Extracted records
▼▼▼

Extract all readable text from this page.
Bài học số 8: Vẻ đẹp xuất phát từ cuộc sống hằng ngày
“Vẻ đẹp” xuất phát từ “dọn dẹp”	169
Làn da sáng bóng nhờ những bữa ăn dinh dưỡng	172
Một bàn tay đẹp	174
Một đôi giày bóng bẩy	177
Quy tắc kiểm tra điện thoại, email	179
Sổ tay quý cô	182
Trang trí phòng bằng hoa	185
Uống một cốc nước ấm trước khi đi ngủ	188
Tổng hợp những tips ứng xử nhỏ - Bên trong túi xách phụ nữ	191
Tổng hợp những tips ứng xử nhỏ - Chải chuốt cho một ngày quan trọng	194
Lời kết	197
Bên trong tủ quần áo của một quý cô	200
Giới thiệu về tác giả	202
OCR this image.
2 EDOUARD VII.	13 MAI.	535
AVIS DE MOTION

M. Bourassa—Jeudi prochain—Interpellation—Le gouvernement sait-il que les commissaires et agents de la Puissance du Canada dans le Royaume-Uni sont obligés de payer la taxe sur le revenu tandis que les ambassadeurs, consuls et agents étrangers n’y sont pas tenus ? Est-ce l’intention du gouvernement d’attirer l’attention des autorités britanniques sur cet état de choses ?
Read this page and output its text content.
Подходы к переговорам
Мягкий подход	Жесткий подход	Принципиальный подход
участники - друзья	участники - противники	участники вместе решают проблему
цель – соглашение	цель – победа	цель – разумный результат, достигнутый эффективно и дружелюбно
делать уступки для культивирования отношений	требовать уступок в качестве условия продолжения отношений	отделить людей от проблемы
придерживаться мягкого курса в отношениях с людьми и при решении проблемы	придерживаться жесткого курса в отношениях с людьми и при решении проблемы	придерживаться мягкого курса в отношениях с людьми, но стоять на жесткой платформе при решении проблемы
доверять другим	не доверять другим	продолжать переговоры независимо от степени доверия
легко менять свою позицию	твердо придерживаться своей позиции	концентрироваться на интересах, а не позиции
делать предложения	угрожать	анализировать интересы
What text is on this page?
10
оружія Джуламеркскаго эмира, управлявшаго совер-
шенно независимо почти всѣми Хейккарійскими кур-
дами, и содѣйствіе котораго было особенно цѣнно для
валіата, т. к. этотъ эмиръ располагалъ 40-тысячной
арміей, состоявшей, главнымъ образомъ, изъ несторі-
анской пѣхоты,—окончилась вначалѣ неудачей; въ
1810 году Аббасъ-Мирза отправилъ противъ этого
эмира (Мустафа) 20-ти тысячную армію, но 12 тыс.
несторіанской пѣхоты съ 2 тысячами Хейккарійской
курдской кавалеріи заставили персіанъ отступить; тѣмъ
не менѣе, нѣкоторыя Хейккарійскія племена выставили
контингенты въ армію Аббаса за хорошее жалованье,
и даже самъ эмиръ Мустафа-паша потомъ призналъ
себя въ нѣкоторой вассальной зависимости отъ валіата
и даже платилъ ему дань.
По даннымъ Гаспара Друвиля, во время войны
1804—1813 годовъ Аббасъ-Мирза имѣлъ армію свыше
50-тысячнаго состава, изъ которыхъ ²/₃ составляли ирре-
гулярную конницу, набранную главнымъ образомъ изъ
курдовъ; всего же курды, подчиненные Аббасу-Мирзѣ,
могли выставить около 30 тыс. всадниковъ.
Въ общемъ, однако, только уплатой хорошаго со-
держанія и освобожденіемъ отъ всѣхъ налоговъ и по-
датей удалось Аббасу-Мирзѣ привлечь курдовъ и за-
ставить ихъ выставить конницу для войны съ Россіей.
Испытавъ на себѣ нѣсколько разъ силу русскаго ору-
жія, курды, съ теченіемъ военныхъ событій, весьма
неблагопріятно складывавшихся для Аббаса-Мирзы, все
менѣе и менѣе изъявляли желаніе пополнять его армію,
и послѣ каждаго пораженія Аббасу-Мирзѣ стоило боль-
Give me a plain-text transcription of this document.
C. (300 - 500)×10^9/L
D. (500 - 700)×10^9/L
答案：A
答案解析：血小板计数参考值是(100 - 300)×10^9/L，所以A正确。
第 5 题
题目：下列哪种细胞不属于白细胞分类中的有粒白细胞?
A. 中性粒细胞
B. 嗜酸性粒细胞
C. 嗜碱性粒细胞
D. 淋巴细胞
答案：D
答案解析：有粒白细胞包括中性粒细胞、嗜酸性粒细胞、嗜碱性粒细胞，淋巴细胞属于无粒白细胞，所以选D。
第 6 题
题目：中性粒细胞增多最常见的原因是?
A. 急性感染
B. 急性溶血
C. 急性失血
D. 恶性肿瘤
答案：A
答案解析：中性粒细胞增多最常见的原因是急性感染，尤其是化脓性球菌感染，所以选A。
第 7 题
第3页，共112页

▲▲▲

→ What is needed:
Transcribe only the trailing portion of the entries above: the line that contains "Give me a plain-text" and each line after it.

→ Response to this exercise:
Give me a plain-text transcription of this document.
C. (300 - 500)×10^9/L
D. (500 - 700)×10^9/L
答案：A
答案解析：血小板计数参考值是(100 - 300)×10^9/L，所以A正确。
第 5 题
题目：下列哪种细胞不属于白细胞分类中的有粒白细胞?
A. 中性粒细胞
B. 嗜酸性粒细胞
C. 嗜碱性粒细胞
D. 淋巴细胞
答案：D
答案解析：有粒白细胞包括中性粒细胞、嗜酸性粒细胞、嗜碱性粒细胞，淋巴细胞属于无粒白细胞，所以选D。
第 6 题
题目：中性粒细胞增多最常见的原因是?
A. 急性感染
B. 急性溶血
C. 急性失血
D. 恶性肿瘤
答案：A
答案解析：中性粒细胞增多最常见的原因是急性感染，尤其是化脓性球菌感染，所以选A。
第 7 题
第3页，共112页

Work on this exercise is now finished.